Source material »
_ _ _ _ _ _ _

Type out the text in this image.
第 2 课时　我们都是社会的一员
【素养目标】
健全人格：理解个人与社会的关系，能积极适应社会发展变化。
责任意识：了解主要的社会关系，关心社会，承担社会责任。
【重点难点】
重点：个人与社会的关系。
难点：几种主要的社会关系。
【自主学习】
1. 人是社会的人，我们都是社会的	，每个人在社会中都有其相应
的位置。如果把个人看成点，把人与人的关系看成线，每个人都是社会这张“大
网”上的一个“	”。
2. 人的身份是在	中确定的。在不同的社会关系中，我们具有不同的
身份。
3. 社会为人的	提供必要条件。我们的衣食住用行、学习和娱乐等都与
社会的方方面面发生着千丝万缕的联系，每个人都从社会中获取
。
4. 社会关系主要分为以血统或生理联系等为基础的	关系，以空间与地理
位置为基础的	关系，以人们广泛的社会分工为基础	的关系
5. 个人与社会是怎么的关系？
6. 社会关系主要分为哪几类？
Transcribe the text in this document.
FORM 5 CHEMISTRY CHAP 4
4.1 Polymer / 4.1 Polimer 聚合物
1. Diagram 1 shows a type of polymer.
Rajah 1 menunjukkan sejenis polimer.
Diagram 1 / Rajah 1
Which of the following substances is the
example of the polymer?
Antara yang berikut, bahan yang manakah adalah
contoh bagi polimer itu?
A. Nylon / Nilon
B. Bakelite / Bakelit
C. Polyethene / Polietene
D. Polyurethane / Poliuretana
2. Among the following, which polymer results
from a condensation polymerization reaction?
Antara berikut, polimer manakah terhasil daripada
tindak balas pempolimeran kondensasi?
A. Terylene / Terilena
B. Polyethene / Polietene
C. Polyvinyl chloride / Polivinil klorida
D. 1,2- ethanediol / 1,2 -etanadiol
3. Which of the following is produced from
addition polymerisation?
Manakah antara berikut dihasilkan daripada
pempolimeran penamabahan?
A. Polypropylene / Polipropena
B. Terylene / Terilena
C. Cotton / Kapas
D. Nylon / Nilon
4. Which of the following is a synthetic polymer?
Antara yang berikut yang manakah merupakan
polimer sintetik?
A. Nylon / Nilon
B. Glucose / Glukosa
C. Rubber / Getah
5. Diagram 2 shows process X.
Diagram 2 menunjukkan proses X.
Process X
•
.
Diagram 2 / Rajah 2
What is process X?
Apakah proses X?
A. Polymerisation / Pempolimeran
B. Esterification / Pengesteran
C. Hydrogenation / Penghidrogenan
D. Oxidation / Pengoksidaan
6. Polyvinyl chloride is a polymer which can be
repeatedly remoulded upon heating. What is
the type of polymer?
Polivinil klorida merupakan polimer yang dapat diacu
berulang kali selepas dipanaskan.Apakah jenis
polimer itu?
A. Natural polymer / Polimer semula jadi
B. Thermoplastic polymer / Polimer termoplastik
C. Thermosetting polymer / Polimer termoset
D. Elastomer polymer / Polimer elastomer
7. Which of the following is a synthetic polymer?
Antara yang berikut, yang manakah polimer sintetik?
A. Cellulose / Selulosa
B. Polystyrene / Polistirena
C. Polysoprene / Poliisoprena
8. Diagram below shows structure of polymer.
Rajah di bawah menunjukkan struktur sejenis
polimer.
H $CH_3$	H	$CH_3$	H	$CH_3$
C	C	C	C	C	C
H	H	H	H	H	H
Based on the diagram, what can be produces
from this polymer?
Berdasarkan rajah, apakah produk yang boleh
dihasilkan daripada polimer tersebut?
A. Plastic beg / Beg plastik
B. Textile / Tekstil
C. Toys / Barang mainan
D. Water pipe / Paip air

_ _ _ _ _ _ _

Short problem »
From the listing, tally every line with the word "sintetik" in it and give only the tally.

Complete output »
2